Письменное задание
Приведи все строки ниже в виде JSON-массива, где каждая строка станет отдельным строковым значением. Пустые строки и изображения в ответ не включай.

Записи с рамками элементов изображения
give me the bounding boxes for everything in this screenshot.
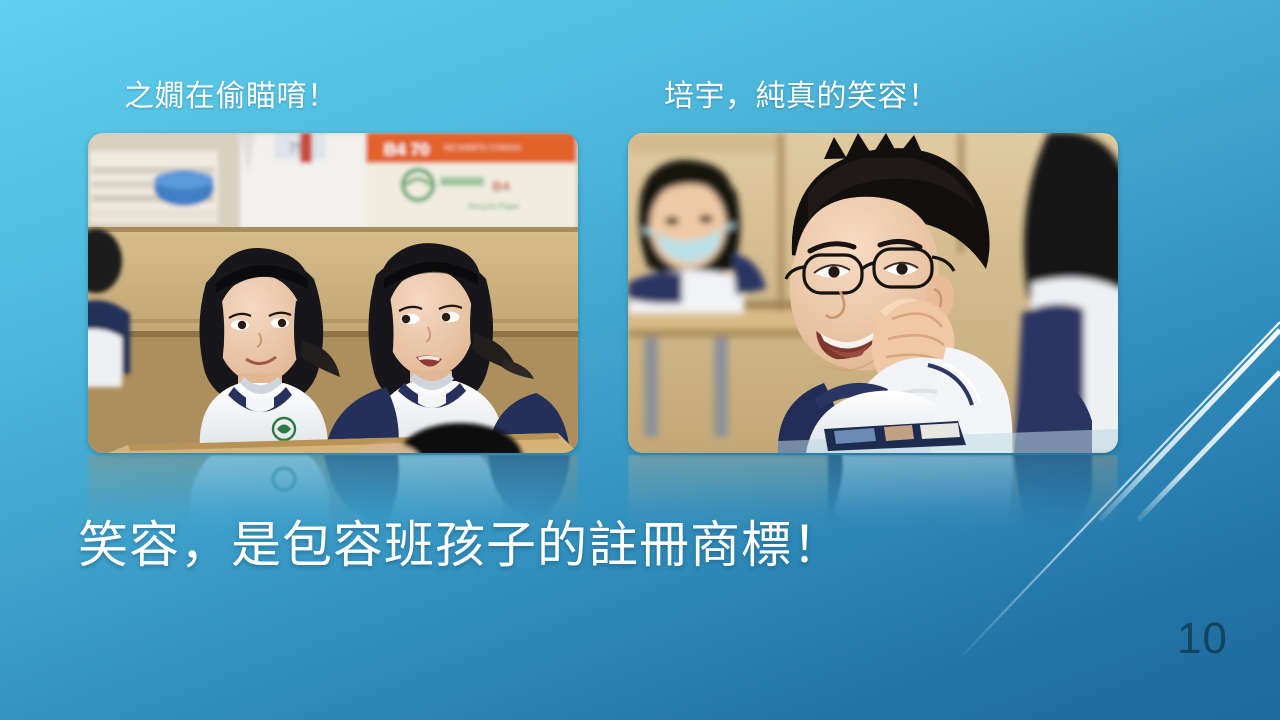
classroom-boy-photo[interactable] [628, 133, 1118, 453]
presentation-slide: 75 B4 70 500 SHEETS / 5 PACKS B4 Recycle… [0, 0, 1280, 720]
classroom-girls-photo-content: 75 B4 70 500 SHEETS / 5 PACKS B4 Recycle… [88, 133, 578, 453]
svg-text:Recycle Paper: Recycle Paper [468, 202, 520, 211]
left-photo-caption: 之嫺在偷瞄唷！ [124, 79, 338, 114]
classroom-boy-photo-content [628, 133, 1118, 453]
right-photo-caption: 培宇，純真的笑容！ [664, 79, 939, 114]
left-photo-block: 75 B4 70 500 SHEETS / 5 PACKS B4 Recycle… [88, 133, 578, 453]
page-number: 10 [1177, 614, 1228, 664]
svg-text:B4: B4 [492, 178, 510, 194]
classroom-girls-photo[interactable]: 75 B4 70 500 SHEETS / 5 PACKS B4 Recycle… [88, 133, 578, 453]
svg-text:500 SHEETS / 5 PACKS: 500 SHEETS / 5 PACKS [444, 145, 521, 152]
slide-headline: 笑容，是包容班孩子的註冊商標！ [78, 518, 843, 573]
svg-text:B4 70: B4 70 [384, 140, 429, 159]
right-photo-block [628, 133, 1118, 453]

Решение
[
  "give me the bounding boxes for everything in this screenshot.",
  "classroom-boy-photo[interactable] [628, 133, 1118, 453]",
  "presentation-slide: 75 B4 70 500 SHEETS / 5 PACKS B4 Recycle… [0, 0, 1280, 720]",
  "classroom-girls-photo-content: 75 B4 70 500 SHEETS / 5 PACKS B4 Recycle… [88, 133, 578, 453]",
  "svg-text:Recycle Paper: Recycle Paper [468, 202, 520, 211]",
  "left-photo-caption: 之嫺在偷瞄唷！ [124, 79, 338, 114]",
  "classroom-boy-photo-content [628, 133, 1118, 453]",
  "right-photo-caption: 培宇，純真的笑容！ [664, 79, 939, 114]",
  "left-photo-block: 75 B4 70 500 SHEETS / 5 PACKS B4 Recycle… [88, 133, 578, 453]",
  "page-number: 10 [1177, 614, 1228, 664]",
  "svg-text:B4: B4 [492, 178, 510, 194]",
  "classroom-girls-photo[interactable]: 75 B4 70 500 SHEETS / 5 PACKS B4 Recycle… [88, 133, 578, 453]",
  "svg-text:500 SHEETS / 5 PACKS: 500 SHEETS / 5 PACKS [444, 145, 521, 152]",
  "slide-headline: 笑容，是包容班孩子的註冊商標！ [78, 518, 843, 573]",
  "svg-text:B4 70: B4 70 [384, 140, 429, 159]",
  "right-photo-block [628, 133, 1118, 453]"
]